Copy every line that holds "JSON".

---- Task input

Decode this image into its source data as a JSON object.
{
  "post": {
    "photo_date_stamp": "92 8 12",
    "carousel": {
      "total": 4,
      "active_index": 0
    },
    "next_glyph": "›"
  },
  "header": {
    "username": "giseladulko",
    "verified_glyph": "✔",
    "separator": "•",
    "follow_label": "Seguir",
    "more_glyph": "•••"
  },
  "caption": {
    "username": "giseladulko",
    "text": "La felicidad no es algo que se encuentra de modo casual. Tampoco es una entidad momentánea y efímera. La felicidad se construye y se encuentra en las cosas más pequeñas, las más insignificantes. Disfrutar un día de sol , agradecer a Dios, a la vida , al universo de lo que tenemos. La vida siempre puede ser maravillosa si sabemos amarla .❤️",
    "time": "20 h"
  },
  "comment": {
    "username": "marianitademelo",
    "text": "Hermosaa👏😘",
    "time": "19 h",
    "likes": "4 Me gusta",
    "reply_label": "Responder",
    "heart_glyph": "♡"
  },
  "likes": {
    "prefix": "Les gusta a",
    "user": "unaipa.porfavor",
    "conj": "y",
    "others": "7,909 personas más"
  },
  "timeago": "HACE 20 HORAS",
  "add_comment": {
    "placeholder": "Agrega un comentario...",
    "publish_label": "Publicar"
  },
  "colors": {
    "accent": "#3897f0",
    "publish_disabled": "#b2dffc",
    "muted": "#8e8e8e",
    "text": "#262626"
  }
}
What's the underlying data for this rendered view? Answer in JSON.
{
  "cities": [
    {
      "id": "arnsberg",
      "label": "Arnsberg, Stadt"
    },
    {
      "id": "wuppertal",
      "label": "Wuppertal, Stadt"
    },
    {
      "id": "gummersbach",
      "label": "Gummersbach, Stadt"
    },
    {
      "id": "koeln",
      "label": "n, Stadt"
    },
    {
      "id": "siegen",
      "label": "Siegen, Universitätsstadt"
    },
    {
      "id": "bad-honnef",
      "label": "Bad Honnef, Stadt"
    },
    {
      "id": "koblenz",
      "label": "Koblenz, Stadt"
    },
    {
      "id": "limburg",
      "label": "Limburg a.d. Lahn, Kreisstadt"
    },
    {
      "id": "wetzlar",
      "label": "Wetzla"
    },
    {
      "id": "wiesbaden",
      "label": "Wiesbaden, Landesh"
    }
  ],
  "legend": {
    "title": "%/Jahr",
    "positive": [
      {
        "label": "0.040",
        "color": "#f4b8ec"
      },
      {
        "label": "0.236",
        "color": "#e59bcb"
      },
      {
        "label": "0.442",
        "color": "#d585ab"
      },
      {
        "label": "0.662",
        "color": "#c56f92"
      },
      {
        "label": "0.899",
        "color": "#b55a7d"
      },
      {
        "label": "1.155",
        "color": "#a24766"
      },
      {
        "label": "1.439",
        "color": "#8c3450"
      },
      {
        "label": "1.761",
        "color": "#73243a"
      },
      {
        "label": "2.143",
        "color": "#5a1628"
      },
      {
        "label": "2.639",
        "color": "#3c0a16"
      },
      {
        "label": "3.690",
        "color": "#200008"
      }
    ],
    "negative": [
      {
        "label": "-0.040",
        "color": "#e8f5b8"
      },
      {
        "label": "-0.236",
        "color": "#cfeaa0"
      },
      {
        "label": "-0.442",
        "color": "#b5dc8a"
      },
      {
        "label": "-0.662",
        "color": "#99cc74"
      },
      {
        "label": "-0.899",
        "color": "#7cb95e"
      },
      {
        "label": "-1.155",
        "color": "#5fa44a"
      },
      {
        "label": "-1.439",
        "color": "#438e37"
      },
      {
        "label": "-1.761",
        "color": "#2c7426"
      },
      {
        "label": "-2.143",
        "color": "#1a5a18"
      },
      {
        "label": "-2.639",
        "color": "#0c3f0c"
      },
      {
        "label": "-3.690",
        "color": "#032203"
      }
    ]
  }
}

--------

_Finished exercise_.
Decode this image into its source data as a JSON object.
What's the underlying data for this rendered view? Answer in JSON.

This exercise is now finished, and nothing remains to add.